Set problem — Determine how many lines of the material hold the string "lose" and reply with only that number.

Data for this exercise —
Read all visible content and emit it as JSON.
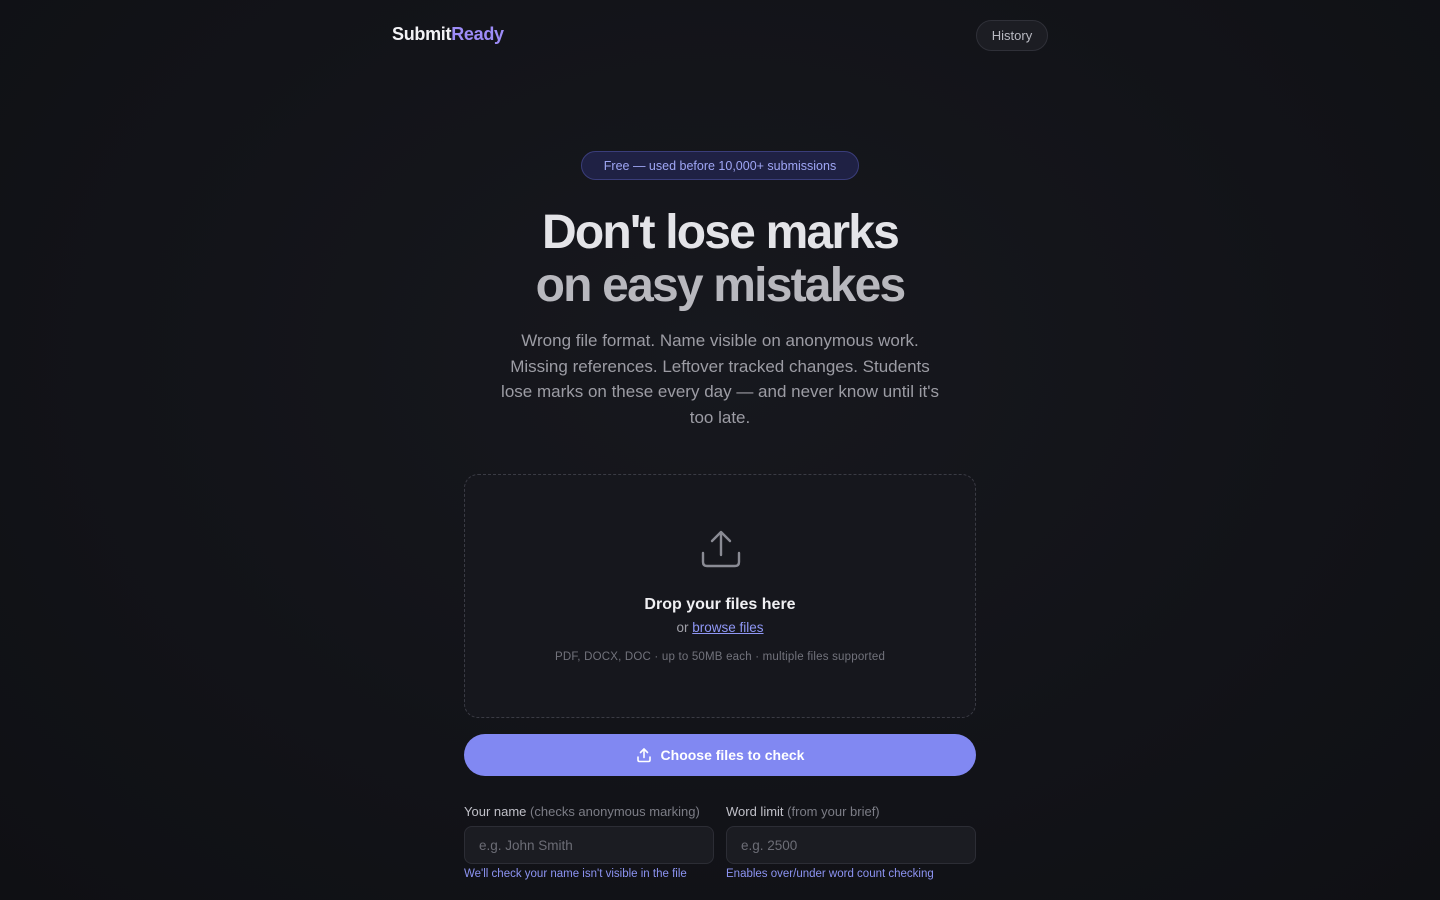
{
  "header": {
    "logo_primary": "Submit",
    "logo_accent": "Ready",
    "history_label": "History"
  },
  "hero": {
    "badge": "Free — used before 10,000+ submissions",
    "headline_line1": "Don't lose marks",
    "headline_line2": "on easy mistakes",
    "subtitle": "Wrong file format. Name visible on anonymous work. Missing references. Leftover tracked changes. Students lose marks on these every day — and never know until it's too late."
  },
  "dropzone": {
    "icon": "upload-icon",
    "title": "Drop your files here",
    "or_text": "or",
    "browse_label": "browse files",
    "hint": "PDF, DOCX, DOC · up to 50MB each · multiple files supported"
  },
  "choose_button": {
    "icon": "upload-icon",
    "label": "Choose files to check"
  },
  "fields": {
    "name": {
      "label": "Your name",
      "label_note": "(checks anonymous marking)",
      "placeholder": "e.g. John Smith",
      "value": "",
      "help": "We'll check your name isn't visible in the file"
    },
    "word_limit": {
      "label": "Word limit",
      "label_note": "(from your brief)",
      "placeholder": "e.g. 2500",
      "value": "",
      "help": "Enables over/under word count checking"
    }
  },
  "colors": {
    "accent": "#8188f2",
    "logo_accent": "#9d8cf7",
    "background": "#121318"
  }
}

* * *

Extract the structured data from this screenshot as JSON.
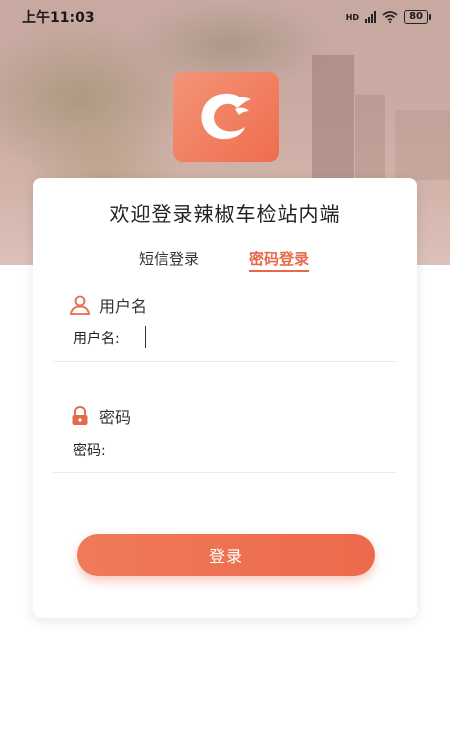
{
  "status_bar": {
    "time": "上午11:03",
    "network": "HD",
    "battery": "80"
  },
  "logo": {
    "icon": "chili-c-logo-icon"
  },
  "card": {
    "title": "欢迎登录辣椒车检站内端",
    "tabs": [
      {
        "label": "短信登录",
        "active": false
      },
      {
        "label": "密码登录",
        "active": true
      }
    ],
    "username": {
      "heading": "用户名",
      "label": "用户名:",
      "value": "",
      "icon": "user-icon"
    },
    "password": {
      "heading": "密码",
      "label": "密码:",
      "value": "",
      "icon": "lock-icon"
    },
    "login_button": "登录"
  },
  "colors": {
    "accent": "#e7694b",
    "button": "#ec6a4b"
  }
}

Exercise solution — 2